── ENTRIES SUPPLIED
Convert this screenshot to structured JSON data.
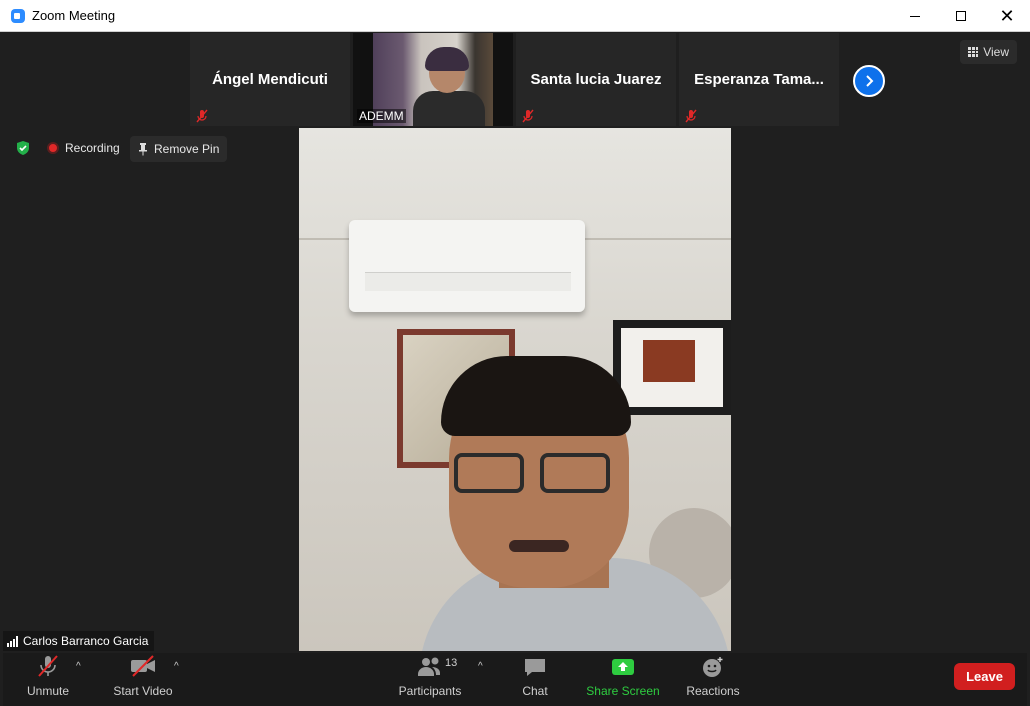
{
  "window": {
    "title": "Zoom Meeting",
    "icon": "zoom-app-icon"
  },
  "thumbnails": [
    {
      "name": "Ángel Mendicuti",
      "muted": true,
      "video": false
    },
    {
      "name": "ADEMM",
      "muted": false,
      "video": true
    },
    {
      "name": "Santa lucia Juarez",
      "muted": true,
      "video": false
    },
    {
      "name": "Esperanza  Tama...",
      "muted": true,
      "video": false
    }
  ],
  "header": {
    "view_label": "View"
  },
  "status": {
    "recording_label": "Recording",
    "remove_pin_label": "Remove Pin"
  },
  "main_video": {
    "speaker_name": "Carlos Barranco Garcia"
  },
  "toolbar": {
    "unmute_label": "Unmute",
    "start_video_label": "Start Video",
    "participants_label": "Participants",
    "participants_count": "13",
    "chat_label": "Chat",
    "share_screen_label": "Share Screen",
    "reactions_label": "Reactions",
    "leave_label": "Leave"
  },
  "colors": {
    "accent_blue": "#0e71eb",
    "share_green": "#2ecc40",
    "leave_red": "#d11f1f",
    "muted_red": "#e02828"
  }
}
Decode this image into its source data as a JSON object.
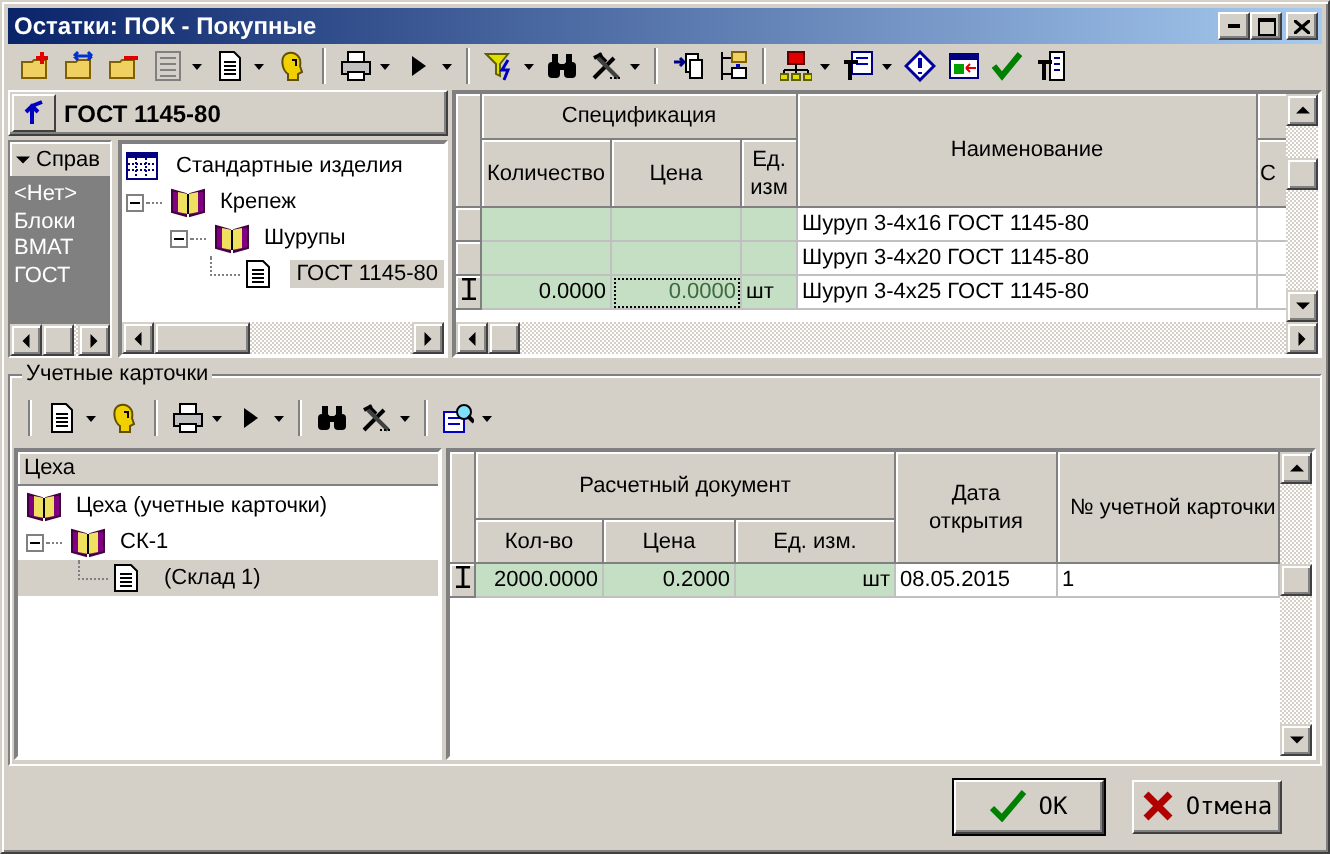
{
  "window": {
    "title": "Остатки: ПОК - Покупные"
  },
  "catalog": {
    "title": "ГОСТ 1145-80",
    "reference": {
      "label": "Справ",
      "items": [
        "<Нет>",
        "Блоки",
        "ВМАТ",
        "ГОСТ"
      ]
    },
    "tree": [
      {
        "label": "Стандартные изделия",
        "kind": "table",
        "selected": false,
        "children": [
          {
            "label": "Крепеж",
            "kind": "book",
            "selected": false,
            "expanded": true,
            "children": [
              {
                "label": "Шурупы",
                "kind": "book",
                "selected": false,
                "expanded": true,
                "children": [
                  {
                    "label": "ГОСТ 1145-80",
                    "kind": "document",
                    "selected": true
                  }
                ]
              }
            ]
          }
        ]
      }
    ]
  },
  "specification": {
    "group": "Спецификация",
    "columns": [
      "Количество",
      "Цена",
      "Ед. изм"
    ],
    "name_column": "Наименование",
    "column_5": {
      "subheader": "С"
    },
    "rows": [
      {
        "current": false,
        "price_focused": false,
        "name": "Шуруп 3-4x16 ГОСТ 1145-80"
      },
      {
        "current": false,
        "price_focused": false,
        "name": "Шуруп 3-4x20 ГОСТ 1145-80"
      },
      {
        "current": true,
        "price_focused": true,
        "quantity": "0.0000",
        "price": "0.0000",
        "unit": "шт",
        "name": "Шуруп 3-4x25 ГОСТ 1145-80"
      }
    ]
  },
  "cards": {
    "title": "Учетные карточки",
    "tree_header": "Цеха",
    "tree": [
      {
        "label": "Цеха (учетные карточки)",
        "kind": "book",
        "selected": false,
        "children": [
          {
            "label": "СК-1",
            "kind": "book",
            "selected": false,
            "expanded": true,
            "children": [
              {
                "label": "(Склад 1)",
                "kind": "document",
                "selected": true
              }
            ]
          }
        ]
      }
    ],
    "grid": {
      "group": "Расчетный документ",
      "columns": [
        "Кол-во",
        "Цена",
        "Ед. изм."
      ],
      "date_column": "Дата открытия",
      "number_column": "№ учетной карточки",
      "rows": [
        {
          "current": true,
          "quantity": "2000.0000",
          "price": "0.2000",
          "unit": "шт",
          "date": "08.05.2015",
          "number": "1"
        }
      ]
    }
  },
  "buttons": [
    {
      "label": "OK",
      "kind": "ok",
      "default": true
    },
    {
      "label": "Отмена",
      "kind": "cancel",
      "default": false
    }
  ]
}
────
§ **WHAT THIS TASK INVOLVES**: Gather each line from the entries above that includes the word "data".

§ **FINAL RESULT**:
Convert this screenshot to structured JSON data.
Decode this image into its source data as a JSON object.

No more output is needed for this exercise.